(SHORT PROBLEM): Read through the entries below and return each line with the word "screenshot".

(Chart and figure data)
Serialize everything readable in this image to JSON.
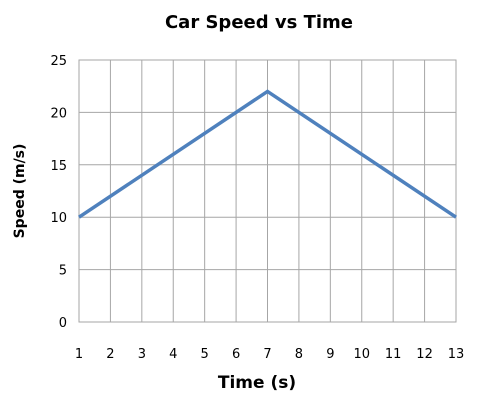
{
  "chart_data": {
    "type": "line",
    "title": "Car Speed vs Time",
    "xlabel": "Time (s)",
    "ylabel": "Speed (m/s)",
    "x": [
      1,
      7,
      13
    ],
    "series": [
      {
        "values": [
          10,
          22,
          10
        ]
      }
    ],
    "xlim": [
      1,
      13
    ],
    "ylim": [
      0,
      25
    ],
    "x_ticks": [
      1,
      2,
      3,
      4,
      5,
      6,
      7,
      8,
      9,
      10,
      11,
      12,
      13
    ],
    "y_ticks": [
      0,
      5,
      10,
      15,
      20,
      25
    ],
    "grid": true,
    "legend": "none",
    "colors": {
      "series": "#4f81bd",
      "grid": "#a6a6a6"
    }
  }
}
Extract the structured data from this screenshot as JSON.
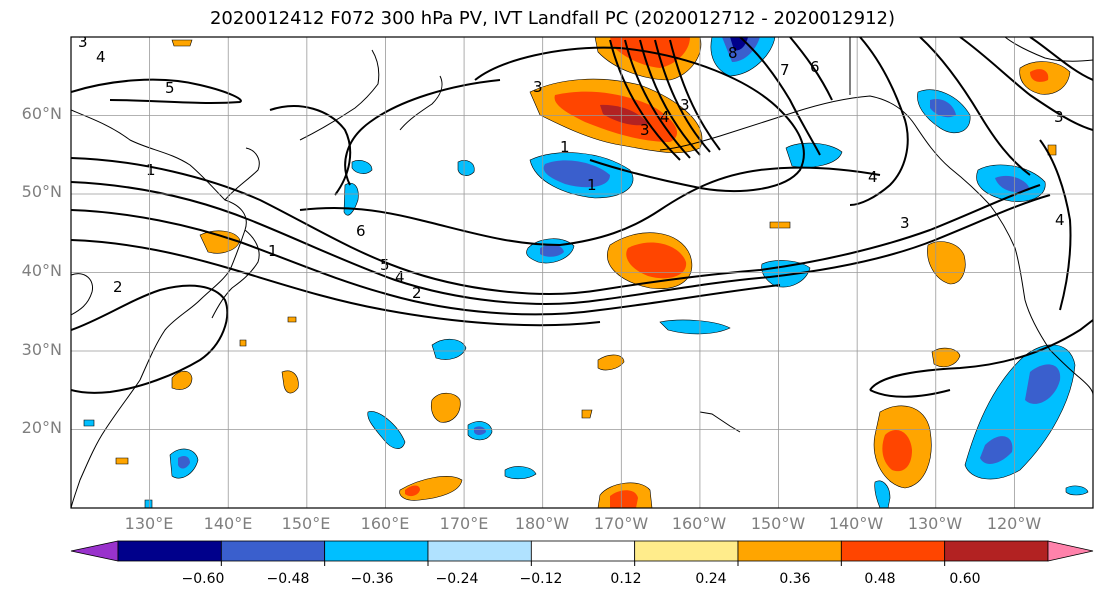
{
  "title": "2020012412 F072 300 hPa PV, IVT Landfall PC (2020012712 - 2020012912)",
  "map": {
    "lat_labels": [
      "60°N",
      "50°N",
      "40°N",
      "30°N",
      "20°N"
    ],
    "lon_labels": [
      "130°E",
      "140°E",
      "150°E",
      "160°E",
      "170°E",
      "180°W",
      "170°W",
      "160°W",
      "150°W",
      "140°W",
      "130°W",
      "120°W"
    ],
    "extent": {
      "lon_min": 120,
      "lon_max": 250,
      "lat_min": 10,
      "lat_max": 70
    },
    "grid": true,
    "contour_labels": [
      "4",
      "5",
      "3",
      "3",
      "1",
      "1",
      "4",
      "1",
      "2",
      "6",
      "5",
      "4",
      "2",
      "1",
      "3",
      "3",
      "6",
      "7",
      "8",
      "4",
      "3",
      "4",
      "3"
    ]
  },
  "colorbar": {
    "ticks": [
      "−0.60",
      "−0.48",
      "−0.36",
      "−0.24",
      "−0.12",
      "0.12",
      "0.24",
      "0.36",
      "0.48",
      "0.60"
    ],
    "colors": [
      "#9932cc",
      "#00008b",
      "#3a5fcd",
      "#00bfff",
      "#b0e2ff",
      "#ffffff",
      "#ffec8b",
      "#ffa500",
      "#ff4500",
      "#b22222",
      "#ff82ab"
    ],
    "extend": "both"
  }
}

...

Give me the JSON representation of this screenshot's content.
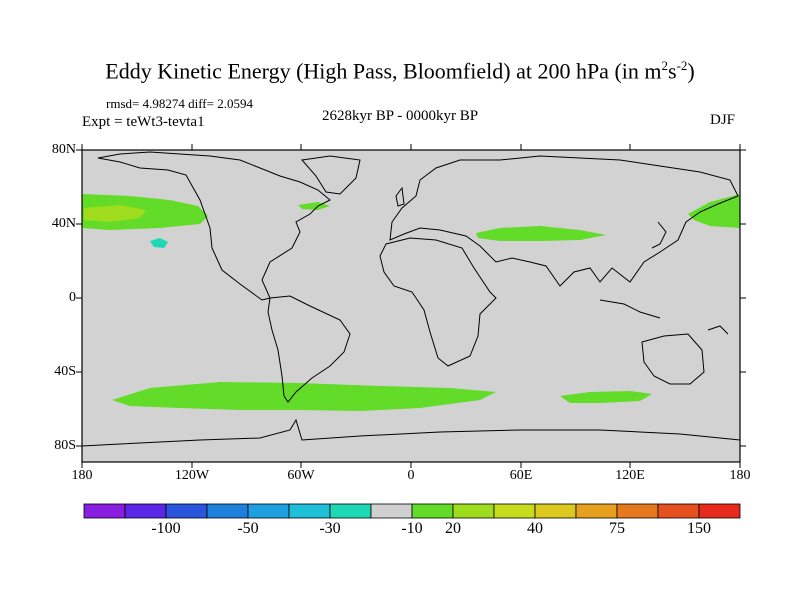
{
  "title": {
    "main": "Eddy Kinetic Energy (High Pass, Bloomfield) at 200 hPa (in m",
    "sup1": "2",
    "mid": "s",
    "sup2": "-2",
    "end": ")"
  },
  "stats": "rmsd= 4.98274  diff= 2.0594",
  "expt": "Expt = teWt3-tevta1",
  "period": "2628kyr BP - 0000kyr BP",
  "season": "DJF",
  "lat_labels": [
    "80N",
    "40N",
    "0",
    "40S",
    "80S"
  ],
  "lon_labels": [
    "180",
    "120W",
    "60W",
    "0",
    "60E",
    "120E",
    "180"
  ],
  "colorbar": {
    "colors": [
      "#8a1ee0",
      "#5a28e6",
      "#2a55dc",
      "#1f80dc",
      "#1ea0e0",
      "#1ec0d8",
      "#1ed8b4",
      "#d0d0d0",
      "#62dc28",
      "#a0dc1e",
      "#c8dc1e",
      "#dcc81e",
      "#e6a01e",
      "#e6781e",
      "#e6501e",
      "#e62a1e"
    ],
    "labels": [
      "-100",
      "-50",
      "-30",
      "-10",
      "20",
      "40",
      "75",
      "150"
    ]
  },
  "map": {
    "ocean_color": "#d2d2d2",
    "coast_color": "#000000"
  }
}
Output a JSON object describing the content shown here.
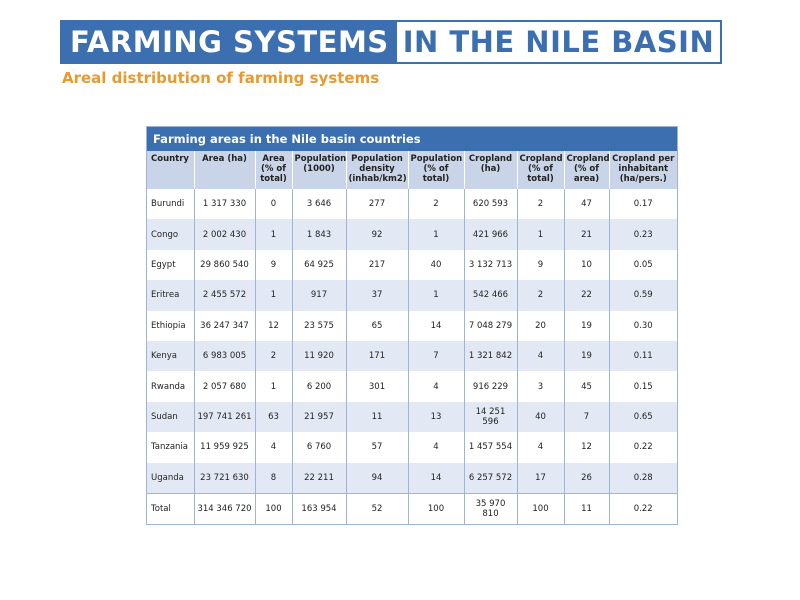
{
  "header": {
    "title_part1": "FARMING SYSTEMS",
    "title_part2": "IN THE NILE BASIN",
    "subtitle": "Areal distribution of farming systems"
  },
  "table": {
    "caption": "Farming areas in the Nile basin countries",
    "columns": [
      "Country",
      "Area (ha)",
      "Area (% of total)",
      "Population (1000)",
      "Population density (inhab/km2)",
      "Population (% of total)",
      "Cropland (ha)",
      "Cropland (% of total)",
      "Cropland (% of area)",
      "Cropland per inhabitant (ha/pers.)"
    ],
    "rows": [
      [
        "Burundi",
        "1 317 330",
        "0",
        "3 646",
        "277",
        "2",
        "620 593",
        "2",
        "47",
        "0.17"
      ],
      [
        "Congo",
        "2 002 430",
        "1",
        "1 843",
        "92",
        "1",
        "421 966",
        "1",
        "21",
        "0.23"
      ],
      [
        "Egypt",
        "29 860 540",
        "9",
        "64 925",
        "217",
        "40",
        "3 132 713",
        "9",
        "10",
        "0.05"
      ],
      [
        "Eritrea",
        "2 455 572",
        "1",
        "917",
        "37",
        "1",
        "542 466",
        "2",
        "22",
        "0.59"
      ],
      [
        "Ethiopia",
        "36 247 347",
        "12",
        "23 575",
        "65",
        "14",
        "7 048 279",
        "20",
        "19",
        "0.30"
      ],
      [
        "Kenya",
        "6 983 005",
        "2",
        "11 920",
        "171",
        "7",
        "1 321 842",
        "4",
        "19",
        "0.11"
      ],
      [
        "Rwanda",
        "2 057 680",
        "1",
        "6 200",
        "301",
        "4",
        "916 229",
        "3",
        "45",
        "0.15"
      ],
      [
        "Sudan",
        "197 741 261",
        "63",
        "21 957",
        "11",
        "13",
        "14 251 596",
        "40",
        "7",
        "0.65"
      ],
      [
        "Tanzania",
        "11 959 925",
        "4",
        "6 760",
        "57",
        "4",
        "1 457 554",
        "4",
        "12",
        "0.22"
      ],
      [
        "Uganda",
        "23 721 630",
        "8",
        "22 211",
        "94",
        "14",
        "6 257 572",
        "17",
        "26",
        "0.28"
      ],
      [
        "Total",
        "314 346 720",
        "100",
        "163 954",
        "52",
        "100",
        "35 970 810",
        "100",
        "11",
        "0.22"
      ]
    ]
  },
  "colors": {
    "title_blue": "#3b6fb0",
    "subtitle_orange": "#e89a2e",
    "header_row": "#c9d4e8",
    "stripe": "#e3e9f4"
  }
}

(RESULT BELOW):
Extract the structured data from this screenshot as JSON.
Give me the JSON representation of this screenshot's content.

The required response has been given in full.